[Data excerpts]
■ ■ ■ ■ ■ ■ ■

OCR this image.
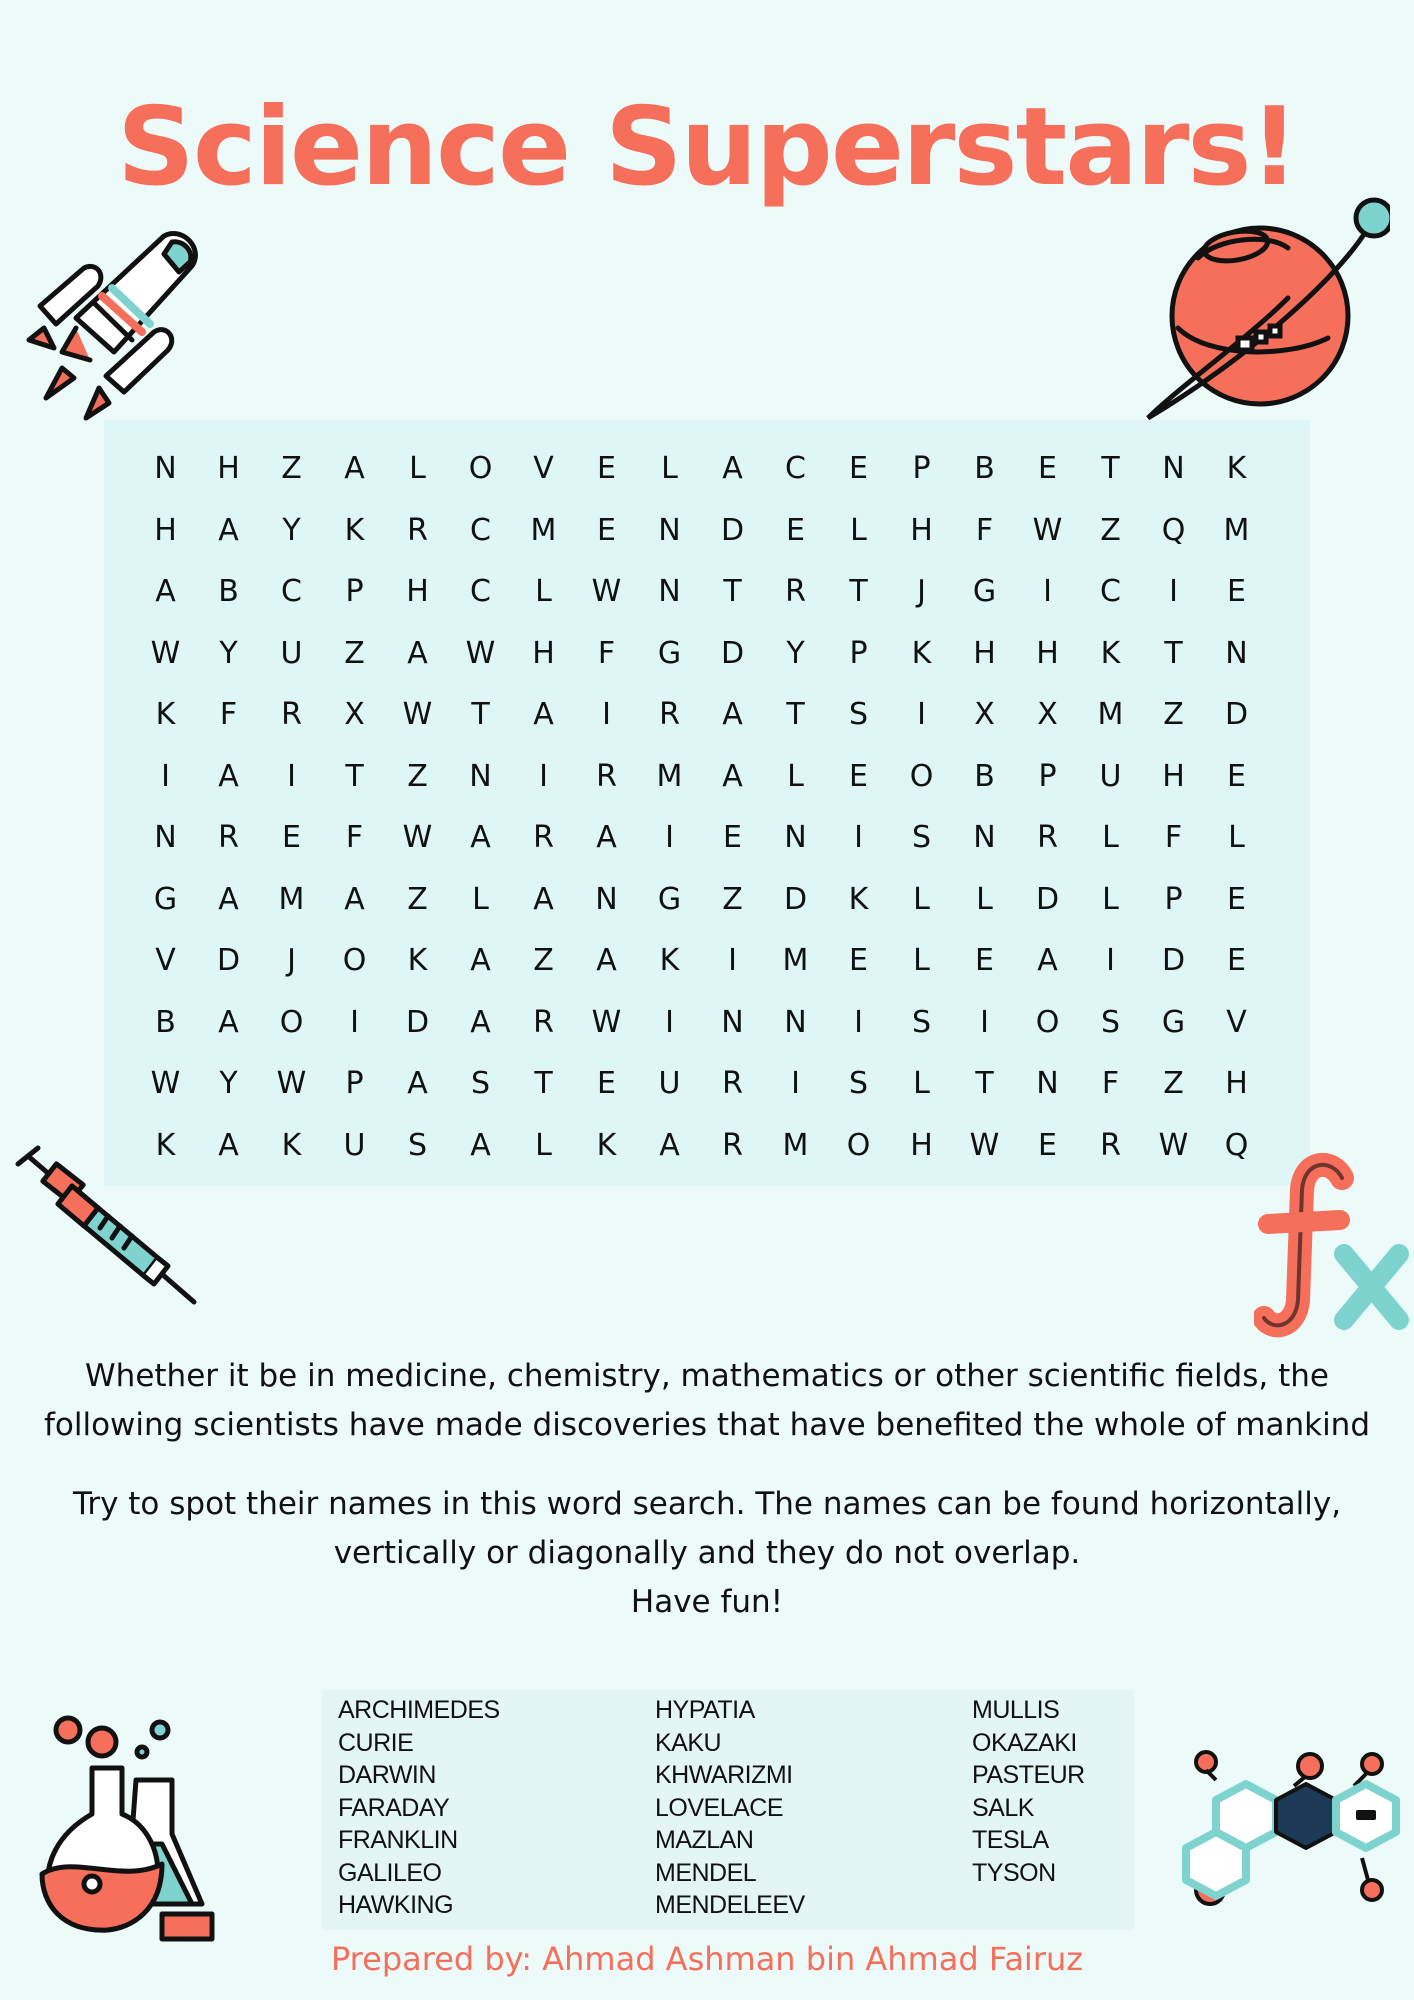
Science Superstars!
N	H	Z	A	L	O	V	E	L	A	C	E	P	B	E	T	N	K
H	A	Y	K	R	C	M	E	N	D	E	L	H	F	W	Z	Q	M
A	B	C	P	H	C	L	W	N	T	R	T	J	G	I	C	I	E
W	Y	U	Z	A	W	H	F	G	D	Y	P	K	H	H	K	T	N
K	F	R	X	W	T	A	I	R	A	T	S	I	X	X	M	Z	D
I	A	I	T	Z	N	I	R	M	A	L	E	O	B	P	U	H	E
N	R	E	F	W	A	R	A	I	E	N	I	S	N	R	L	F	L
G	A	M	A	Z	L	A	N	G	Z	D	K	L	L	D	L	P	E
V	D	J	O	K	A	Z	A	K	I	M	E	L	E	A	I	D	E
B	A	O	I	D	A	R	W	I	N	N	I	S	I	O	S	G	V
W	Y	W	P	A	S	T	E	U	R	I	S	L	T	N	F	Z	H
K	A	K	U	S	A	L	K	A	R	M	O	H	W	E	R	W	Q

Whether it be in medicine, chemistry, mathematics or other scientific fields, the following scientists have made discoveries that have benefited the whole of mankind

Try to spot their names in this word search. The names can be found horizontally, vertically or diagonally and they do not overlap.
Have fun!

ARCHIMEDES
CURIE
DARWIN
FARADAY
FRANKLIN
GALILEO
HAWKING
HYPATIA
KAKU
KHWARIZMI
LOVELACE
MAZLAN
MENDEL
MENDELEEV
MULLIS
OKAZAKI
PASTEUR
SALK
TESLA
TYSON

Prepared by: Ahmad Ashman bin Ahmad Fairuz
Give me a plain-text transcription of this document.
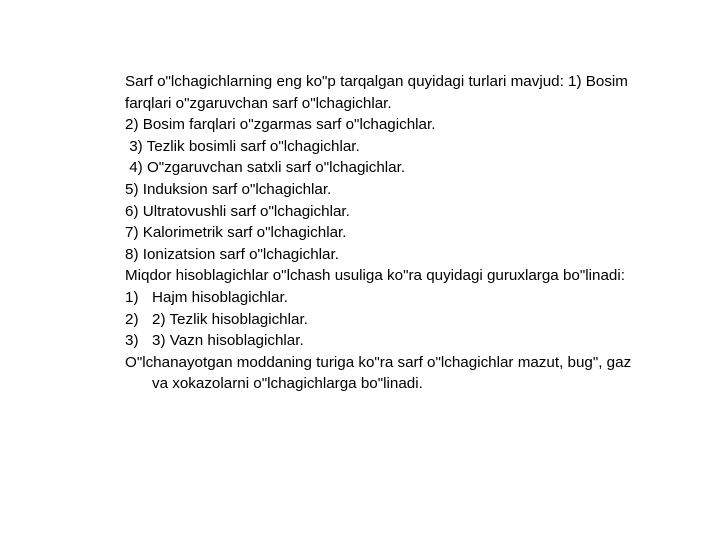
Sarf o"lchagichlarning eng ko"p tarqalgan quyidagi turlari mavjud: 1) Bosim farqlari o"zgaruvchan sarf o"lchagichlar.
2) Bosim farqlari o"zgarmas sarf o"lchagichlar.
3) Tezlik bosimli sarf o"lchagichlar.
4) O"zgaruvchan satxli sarf o"lchagichlar.
5) Induksion sarf o"lchagichlar.
6) Ultratovushli sarf o"lchagichlar.
7) Kalorimetrik sarf o"lchagichlar.
8) Ionizatsion sarf o"lchagichlar.
Miqdor hisoblagichlar o"lchash usuliga ko"ra quyidagi guruxlarga bo"linadi:
1) Hajm hisoblagichlar.
2) 2) Tezlik hisoblagichlar.
3) 3) Vazn hisoblagichlar.
O"lchanayotgan moddaning turiga ko"ra sarf o"lchagichlar mazut, bug", gaz va xokazolarni o"lchagichlarga bo"linadi.
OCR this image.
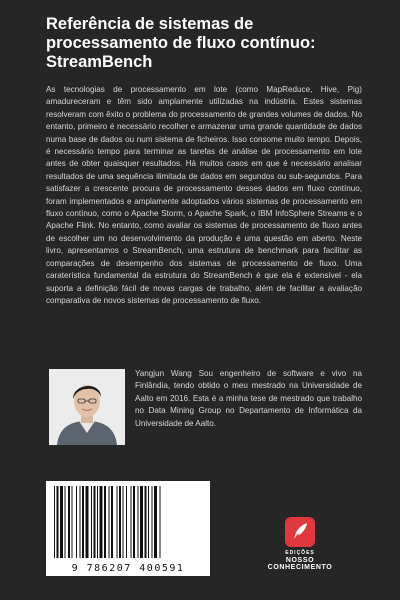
Referência de sistemas de processamento de fluxo contínuo: StreamBench

As tecnologias de processamento em lote (como MapReduce, Hive, Pig) amadureceram e têm sido amplamente utilizadas na indústria. Estes sistemas resolveram com êxito o problema do processamento de grandes volumes de dados. No entanto, primeiro é necessário recolher e armazenar uma grande quantidade de dados numa base de dados ou num sistema de ficheiros. Isso consome muito tempo. Depois, é necessário tempo para terminar as tarefas de análise de processamento em lote antes de obter quaisquer resultados. Há muitos casos em que é necessário analisar resultados de uma sequência ilimitada de dados em segundos ou sub-segundos. Para satisfazer a crescente procura de processamento desses dados em fluxo contínuo, foram implementados e amplamente adoptados vários sistemas de processamento em fluxo contínuo, como o Apache Storm, o Apache Spark, o IBM InfoSphere Streams e o Apache Flink. No entanto, como avaliar os sistemas de processamento de fluxo antes de escolher um no desenvolvimento da produção é uma questão em aberto. Neste livro, apresentamos o StreamBench, uma estrutura de benchmark para facilitar as comparações de desempenho dos sistemas de processamento de fluxo. Uma caraterística fundamental da estrutura do StreamBench é que ela é extensível - ela suporta a definição fácil de novas cargas de trabalho, além de facilitar a avaliação comparativa de novos sistemas de processamento de fluxo.

Yangjun Wang Sou engenheiro de software e vivo na Finlândia, tendo obtido o meu mestrado na Universidade de Aalto em 2016. Esta é a minha tese de mestrado que trabalho no Data Mining Group no Departamento de Informática da Universidade de Aalto.

9 786207 400591
EDIÇÕES
NOSSO CONHECIMENTO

■ ■ ■ ■ ■ ■ ■

*Given problem:* Reproduce the entries above exactly. Do not include the images.

*Output of the task:*
OCR this image.
Science Superstars!
N	H	Z	A	L	O	V	E	L	A	C	E	P	B	E	T	N	K
H	A	Y	K	R	C	M	E	N	D	E	L	H	F	W	Z	Q	M
A	B	C	P	H	C	L	W	N	T	R	T	J	G	I	C	I	E
W	Y	U	Z	A	W	H	F	G	D	Y	P	K	H	H	K	T	N
K	F	R	X	W	T	A	I	R	A	T	S	I	X	X	M	Z	D
I	A	I	T	Z	N	I	R	M	A	L	E	O	B	P	U	H	E
N	R	E	F	W	A	R	A	I	E	N	I	S	N	R	L	F	L
G	A	M	A	Z	L	A	N	G	Z	D	K	L	L	D	L	P	E
V	D	J	O	K	A	Z	A	K	I	M	E	L	E	A	I	D	E
B	A	O	I	D	A	R	W	I	N	N	I	S	I	O	S	G	V
W	Y	W	P	A	S	T	E	U	R	I	S	L	T	N	F	Z	H
K	A	K	U	S	A	L	K	A	R	M	O	H	W	E	R	W	Q

Whether it be in medicine, chemistry, mathematics or other scientific fields, the following scientists have made discoveries that have benefited the whole of mankind

Try to spot their names in this word search. The names can be found horizontally, vertically or diagonally and they do not overlap.
Have fun!

ARCHIMEDES
CURIE
DARWIN
FARADAY
FRANKLIN
GALILEO
HAWKING
HYPATIA
KAKU
KHWARIZMI
LOVELACE
MAZLAN
MENDEL
MENDELEEV
MULLIS
OKAZAKI
PASTEUR
SALK
TESLA
TYSON

Prepared by: Ahmad Ashman bin Ahmad Fairuz
Give me a plain-text transcription of this document.
Sarf o"lchagichlarning eng ko"p tarqalgan quyidagi turlari mavjud: 1) Bosim farqlari o"zgaruvchan sarf o"lchagichlar.
2) Bosim farqlari o"zgarmas sarf o"lchagichlar.
3) Tezlik bosimli sarf o"lchagichlar.
4) O"zgaruvchan satxli sarf o"lchagichlar.
5) Induksion sarf o"lchagichlar.
6) Ultratovushli sarf o"lchagichlar.
7) Kalorimetrik sarf o"lchagichlar.
8) Ionizatsion sarf o"lchagichlar.
Miqdor hisoblagichlar o"lchash usuliga ko"ra quyidagi guruxlarga bo"linadi:
1) Hajm hisoblagichlar.
2) 2) Tezlik hisoblagichlar.
3) 3) Vazn hisoblagichlar.
O"lchanayotgan moddaning turiga ko"ra sarf o"lchagichlar mazut, bug", gaz va xokazolarni o"lchagichlarga bo"linadi.
OCR this image.
Referência de sistemas de processamento de fluxo contínuo: StreamBench

As tecnologias de processamento em lote (como MapReduce, Hive, Pig) amadureceram e têm sido amplamente utilizadas na indústria. Estes sistemas resolveram com êxito o problema do processamento de grandes volumes de dados. No entanto, primeiro é necessário recolher e armazenar uma grande quantidade de dados numa base de dados ou num sistema de ficheiros. Isso consome muito tempo. Depois, é necessário tempo para terminar as tarefas de análise de processamento em lote antes de obter quaisquer resultados. Há muitos casos em que é necessário analisar resultados de uma sequência ilimitada de dados em segundos ou sub-segundos. Para satisfazer a crescente procura de processamento desses dados em fluxo contínuo, foram implementados e amplamente adoptados vários sistemas de processamento em fluxo contínuo, como o Apache Storm, o Apache Spark, o IBM InfoSphere Streams e o Apache Flink. No entanto, como avaliar os sistemas de processamento de fluxo antes de escolher um no desenvolvimento da produção é uma questão em aberto. Neste livro, apresentamos o StreamBench, uma estrutura de benchmark para facilitar as comparações de desempenho dos sistemas de processamento de fluxo. Uma caraterística fundamental da estrutura do StreamBench é que ela é extensível - ela suporta a definição fácil de novas cargas de trabalho, além de facilitar a avaliação comparativa de novos sistemas de processamento de fluxo.

Yangjun Wang Sou engenheiro de software e vivo na Finlândia, tendo obtido o meu mestrado na Universidade de Aalto em 2016. Esta é a minha tese de mestrado que trabalho no Data Mining Group no Departamento de Informática da Universidade de Aalto.

9 786207 400591
EDIÇÕES
NOSSO CONHECIMENTO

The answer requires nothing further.